- Task prompt
From the records below, pull each line that has "phased".
=======
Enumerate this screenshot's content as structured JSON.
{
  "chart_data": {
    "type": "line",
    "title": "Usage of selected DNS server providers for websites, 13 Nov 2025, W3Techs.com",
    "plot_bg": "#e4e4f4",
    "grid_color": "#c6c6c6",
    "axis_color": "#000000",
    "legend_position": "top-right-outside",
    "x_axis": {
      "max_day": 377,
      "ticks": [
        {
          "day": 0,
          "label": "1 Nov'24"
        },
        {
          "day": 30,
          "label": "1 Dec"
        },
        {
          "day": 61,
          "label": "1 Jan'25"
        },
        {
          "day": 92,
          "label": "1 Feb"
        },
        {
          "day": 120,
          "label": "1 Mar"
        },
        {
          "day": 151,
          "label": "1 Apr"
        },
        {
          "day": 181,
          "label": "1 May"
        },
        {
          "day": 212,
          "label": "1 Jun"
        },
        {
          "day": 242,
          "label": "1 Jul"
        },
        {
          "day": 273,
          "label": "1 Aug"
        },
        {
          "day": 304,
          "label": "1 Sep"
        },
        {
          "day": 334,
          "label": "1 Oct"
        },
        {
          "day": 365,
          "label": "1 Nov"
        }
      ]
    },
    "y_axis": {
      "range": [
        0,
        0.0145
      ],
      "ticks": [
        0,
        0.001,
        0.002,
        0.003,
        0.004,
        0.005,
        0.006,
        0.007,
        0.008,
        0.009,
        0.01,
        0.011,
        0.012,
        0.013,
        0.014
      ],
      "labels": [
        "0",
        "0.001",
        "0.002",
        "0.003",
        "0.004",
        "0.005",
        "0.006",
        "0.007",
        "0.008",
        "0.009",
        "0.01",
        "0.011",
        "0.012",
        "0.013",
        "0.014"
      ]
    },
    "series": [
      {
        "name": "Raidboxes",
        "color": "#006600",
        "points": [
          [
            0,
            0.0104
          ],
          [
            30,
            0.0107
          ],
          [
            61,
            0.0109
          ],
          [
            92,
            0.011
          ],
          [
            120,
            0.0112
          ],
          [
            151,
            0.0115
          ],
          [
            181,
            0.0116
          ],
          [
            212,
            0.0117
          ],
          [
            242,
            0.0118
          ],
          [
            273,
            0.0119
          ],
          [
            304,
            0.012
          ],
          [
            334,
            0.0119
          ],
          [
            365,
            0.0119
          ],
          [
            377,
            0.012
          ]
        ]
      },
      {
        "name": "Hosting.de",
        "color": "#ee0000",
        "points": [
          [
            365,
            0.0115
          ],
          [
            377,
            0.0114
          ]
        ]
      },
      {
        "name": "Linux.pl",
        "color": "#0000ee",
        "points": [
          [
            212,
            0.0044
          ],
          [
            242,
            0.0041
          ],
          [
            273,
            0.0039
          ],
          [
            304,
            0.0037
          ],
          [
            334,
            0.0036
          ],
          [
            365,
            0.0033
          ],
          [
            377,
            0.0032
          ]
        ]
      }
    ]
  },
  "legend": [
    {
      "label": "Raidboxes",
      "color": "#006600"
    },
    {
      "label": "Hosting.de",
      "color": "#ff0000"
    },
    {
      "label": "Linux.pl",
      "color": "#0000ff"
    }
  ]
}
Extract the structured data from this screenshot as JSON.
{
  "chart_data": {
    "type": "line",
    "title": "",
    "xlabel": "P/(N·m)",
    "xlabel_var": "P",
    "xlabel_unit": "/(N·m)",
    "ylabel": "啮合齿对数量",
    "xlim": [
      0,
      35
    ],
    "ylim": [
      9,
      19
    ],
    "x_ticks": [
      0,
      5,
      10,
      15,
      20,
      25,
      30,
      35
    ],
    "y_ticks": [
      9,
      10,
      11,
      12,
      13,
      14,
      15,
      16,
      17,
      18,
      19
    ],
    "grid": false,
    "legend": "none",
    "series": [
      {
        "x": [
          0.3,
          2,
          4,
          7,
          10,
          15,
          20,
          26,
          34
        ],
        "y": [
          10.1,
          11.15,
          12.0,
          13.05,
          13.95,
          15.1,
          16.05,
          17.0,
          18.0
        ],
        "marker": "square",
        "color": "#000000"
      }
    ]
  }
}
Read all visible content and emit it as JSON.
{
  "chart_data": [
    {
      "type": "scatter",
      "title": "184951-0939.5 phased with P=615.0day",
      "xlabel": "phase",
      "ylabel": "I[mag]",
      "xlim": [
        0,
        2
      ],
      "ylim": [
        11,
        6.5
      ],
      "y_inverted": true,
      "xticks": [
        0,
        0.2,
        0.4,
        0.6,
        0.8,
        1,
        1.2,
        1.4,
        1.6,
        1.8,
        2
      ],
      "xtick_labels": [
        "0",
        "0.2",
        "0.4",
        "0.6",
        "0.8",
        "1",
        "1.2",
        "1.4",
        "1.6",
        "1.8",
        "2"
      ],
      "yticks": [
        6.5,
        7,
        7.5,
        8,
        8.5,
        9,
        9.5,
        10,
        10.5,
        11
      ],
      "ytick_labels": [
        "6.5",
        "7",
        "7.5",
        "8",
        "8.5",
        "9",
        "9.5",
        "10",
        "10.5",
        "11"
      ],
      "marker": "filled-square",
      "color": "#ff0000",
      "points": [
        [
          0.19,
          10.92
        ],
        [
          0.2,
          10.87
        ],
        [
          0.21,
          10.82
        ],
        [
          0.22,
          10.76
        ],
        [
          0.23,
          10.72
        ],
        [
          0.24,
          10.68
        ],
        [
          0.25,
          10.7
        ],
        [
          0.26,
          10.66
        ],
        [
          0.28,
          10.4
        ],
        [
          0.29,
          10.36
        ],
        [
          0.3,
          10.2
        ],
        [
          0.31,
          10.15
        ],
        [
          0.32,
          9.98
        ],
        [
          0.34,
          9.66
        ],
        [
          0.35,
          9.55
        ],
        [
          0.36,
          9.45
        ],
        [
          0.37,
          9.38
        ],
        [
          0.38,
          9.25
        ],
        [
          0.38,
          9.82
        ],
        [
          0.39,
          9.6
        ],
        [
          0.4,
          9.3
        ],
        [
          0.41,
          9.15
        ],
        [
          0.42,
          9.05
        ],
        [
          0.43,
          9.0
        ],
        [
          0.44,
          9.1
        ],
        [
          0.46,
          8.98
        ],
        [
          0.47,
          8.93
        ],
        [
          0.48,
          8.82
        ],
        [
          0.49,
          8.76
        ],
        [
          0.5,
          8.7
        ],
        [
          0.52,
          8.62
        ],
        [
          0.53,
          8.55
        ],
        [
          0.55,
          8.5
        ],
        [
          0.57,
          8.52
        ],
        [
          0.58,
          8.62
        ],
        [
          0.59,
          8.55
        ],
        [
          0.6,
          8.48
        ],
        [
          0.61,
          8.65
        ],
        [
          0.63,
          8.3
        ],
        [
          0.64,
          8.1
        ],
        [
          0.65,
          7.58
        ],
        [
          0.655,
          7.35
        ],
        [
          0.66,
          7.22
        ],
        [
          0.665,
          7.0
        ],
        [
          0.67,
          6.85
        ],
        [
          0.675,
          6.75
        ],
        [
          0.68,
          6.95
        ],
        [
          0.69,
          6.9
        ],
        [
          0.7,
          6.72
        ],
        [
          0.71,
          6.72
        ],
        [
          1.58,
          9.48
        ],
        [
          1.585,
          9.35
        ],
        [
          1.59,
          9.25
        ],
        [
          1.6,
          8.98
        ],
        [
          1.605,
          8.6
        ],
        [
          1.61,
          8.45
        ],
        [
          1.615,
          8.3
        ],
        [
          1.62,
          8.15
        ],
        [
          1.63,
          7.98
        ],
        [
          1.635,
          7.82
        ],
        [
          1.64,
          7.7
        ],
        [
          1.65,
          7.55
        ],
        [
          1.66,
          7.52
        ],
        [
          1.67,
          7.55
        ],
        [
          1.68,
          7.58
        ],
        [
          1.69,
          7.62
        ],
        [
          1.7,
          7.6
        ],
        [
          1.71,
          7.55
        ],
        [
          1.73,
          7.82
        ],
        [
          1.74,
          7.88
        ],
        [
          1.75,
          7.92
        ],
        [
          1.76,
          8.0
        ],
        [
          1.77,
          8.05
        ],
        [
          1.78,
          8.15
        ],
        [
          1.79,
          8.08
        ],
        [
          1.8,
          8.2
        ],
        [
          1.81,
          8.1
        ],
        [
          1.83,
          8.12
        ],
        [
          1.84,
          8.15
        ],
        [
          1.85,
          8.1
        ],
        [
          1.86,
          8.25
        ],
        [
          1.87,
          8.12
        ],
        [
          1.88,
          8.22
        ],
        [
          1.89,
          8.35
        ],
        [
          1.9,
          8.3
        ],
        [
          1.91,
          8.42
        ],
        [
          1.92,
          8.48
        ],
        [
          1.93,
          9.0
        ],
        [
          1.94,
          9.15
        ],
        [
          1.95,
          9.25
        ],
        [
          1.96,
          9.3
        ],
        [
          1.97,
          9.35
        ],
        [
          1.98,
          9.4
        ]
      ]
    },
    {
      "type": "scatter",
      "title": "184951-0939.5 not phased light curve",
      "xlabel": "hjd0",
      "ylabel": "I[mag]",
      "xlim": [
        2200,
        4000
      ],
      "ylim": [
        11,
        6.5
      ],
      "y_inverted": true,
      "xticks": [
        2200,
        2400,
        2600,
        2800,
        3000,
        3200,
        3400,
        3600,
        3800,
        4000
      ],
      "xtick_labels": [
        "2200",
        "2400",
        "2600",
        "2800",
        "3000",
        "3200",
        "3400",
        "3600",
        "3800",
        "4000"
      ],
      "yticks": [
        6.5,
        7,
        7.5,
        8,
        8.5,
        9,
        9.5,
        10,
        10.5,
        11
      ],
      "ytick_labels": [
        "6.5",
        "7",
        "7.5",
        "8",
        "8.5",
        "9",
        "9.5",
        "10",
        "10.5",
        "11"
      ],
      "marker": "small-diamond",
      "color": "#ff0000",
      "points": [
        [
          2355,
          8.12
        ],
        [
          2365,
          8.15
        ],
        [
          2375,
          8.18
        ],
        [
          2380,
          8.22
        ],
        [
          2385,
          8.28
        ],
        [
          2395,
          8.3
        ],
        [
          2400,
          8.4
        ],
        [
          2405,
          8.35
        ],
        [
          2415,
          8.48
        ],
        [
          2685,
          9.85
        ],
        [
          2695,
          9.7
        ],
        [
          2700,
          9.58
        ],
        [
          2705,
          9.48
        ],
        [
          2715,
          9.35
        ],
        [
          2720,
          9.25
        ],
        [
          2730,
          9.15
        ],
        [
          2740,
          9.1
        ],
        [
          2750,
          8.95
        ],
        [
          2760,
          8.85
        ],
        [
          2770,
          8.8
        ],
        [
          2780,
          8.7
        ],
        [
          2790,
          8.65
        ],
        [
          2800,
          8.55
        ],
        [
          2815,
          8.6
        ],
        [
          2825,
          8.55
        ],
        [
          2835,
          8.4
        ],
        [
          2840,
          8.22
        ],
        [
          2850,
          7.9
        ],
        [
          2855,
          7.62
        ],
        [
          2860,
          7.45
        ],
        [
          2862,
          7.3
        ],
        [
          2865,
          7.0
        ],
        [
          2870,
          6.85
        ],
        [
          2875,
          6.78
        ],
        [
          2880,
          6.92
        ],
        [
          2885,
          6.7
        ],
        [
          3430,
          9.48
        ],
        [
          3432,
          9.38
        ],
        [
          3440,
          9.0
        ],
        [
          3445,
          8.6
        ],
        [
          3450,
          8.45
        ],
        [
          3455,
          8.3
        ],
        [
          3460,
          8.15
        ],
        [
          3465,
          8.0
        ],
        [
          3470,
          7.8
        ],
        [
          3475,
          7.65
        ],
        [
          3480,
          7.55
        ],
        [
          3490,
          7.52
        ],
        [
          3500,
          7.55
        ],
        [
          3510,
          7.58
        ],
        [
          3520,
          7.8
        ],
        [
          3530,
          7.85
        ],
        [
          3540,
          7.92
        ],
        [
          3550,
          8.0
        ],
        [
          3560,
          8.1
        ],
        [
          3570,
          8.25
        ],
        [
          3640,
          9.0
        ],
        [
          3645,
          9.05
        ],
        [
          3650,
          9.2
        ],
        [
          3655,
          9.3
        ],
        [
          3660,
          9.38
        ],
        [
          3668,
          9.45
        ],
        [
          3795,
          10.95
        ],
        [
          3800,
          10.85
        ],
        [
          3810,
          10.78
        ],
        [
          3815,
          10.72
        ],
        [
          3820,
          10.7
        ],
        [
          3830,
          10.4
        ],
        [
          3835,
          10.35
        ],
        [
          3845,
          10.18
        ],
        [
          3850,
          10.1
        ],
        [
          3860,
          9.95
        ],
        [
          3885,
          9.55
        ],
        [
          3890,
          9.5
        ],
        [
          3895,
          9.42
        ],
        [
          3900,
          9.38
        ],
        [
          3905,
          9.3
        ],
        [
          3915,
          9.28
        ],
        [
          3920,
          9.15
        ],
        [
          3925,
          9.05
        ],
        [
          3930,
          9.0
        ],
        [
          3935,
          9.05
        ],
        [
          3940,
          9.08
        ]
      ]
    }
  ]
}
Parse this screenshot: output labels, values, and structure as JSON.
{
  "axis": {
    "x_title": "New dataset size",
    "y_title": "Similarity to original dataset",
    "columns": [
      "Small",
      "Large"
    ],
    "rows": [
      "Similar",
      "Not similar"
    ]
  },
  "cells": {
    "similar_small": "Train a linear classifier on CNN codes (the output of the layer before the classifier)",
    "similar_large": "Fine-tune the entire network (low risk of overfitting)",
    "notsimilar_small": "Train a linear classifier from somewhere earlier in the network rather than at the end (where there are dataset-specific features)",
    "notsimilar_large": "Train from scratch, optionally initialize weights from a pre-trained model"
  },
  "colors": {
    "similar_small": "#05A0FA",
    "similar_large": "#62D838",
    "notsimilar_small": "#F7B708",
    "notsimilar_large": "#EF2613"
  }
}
=======
- Task response
      "title": "184951-0939.5 phased with P=615.0day",
      "title": "184951-0939.5 not phased light curve",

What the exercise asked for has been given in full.